(Data records)
....................
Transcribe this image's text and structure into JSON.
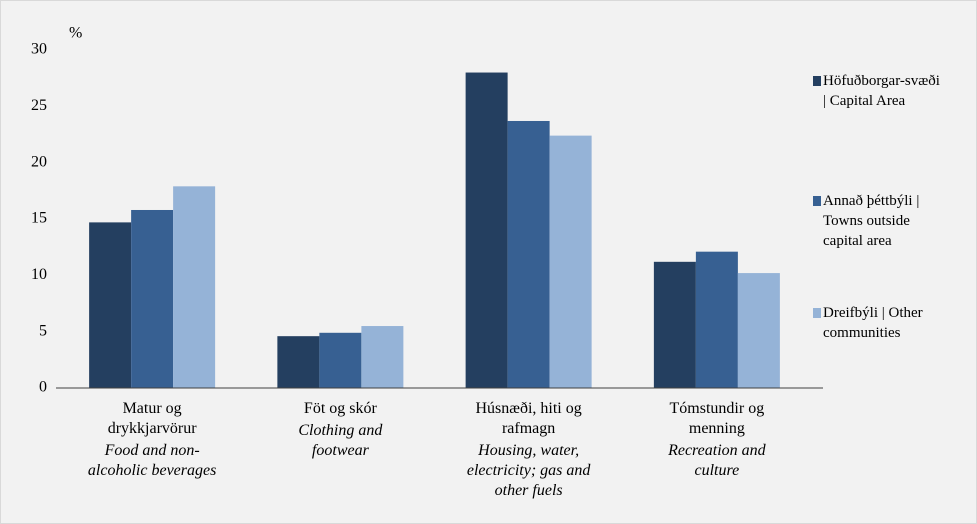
{
  "chart_data": {
    "type": "bar",
    "y_unit": "%",
    "categories": [
      "Matur og drykkjarvörur",
      "Föt og skór",
      "Húsnæði, hiti og rafmagn",
      "Tómstundir og menning"
    ],
    "categories_en": [
      "Food and non-alcoholic beverages",
      "Clothing and footwear",
      "Housing, water, electricity; gas and other fuels",
      "Recreation and culture"
    ],
    "series": [
      {
        "name": "Höfuðborgar-svæði | Capital Area",
        "color": "#243f60",
        "values": [
          14.7,
          4.6,
          28.0,
          11.2
        ]
      },
      {
        "name": "Annað þéttbýli | Towns outside capital area",
        "color": "#376092",
        "values": [
          15.8,
          4.9,
          23.7,
          12.1
        ]
      },
      {
        "name": "Dreifbýli | Other communities",
        "color": "#95b3d7",
        "values": [
          17.9,
          5.5,
          22.4,
          10.2
        ]
      }
    ],
    "ylim": [
      0,
      30
    ],
    "yticks": [
      0,
      5,
      10,
      15,
      20,
      25,
      30
    ],
    "grid": false,
    "legend": "right"
  }
}
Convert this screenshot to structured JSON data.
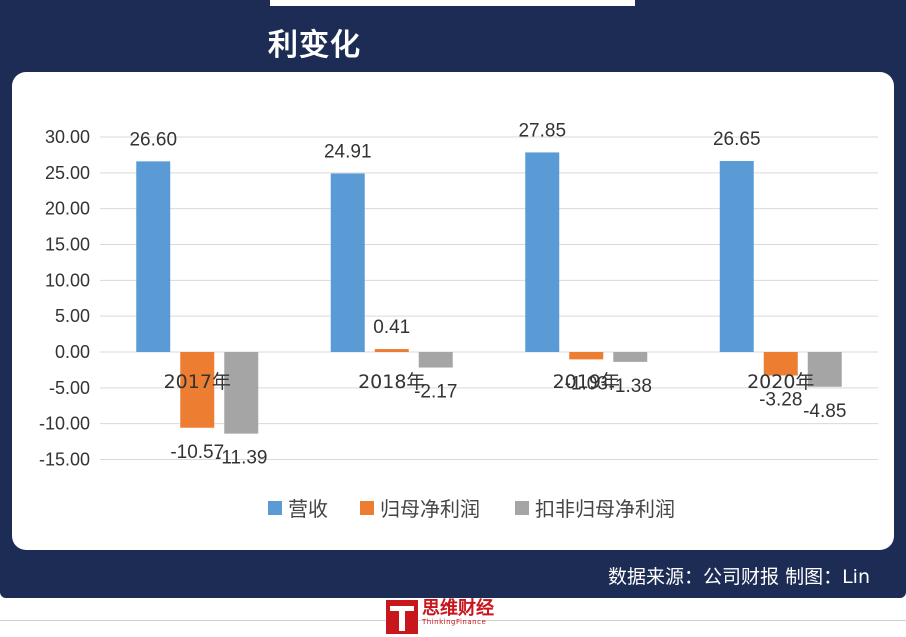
{
  "header": {
    "title": "利变化"
  },
  "footer": {
    "source": "数据来源：公司财报    制图：Lin"
  },
  "logo": {
    "name": "思维财经",
    "subtitle": "ThinkingFinance"
  },
  "colors": {
    "banner": "#1d2c55",
    "revenue": "#5b9bd5",
    "net_profit": "#ed7d31",
    "deducted_profit": "#a5a5a5"
  },
  "chart_data": {
    "type": "bar",
    "categories": [
      "2017年",
      "2018年",
      "2019年",
      "2020年"
    ],
    "series": [
      {
        "name": "营收",
        "values": [
          26.6,
          24.91,
          27.85,
          26.65
        ],
        "labels": [
          "26.60",
          "24.91",
          "27.85",
          "26.65"
        ]
      },
      {
        "name": "归母净利润",
        "values": [
          -10.57,
          0.41,
          -1.03,
          -3.28
        ],
        "labels": [
          "-10.57",
          "0.41",
          "-1.03",
          "-3.28"
        ]
      },
      {
        "name": "扣非归母净利润",
        "values": [
          -11.39,
          -2.17,
          -1.38,
          -4.85
        ],
        "labels": [
          "-11.39",
          "-2.17",
          "-1.38",
          "-4.85"
        ]
      }
    ],
    "yticks": [
      "30.00",
      "25.00",
      "20.00",
      "15.00",
      "10.00",
      "5.00",
      "0.00",
      "-5.00",
      "-10.00",
      "-15.00"
    ],
    "ytick_values": [
      30,
      25,
      20,
      15,
      10,
      5,
      0,
      -5,
      -10,
      -15
    ],
    "ylim": [
      -15,
      30
    ],
    "grid": true,
    "legend_position": "bottom"
  }
}
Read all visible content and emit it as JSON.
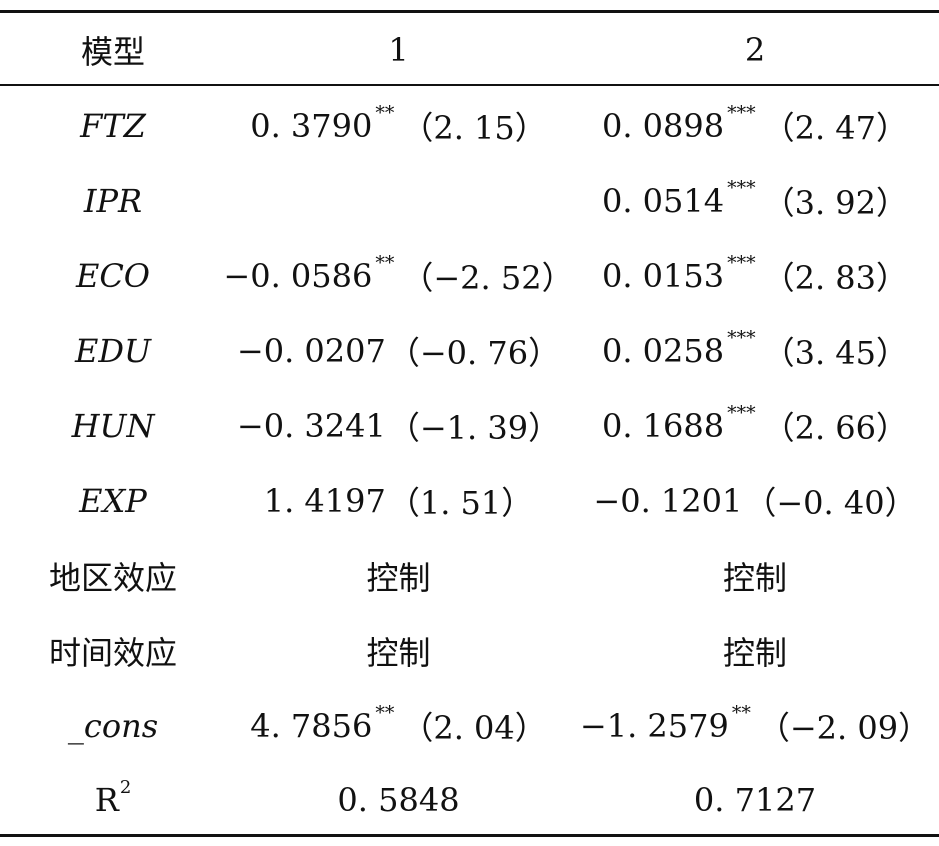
....................
▶ Task instructions
Which lines contain the word "name"? Return each of them.

▶ The response
        "name": "Höfuðborgar-svæði | Capital Area",
        "name": "Annað þéttbýli | Towns outside capital area",
        "name": "Dreifbýli | Other communities",
    "name": "思维财经",
        "name": "营收",
        "name": "归母净利润",
        "name": "扣非归母净利润",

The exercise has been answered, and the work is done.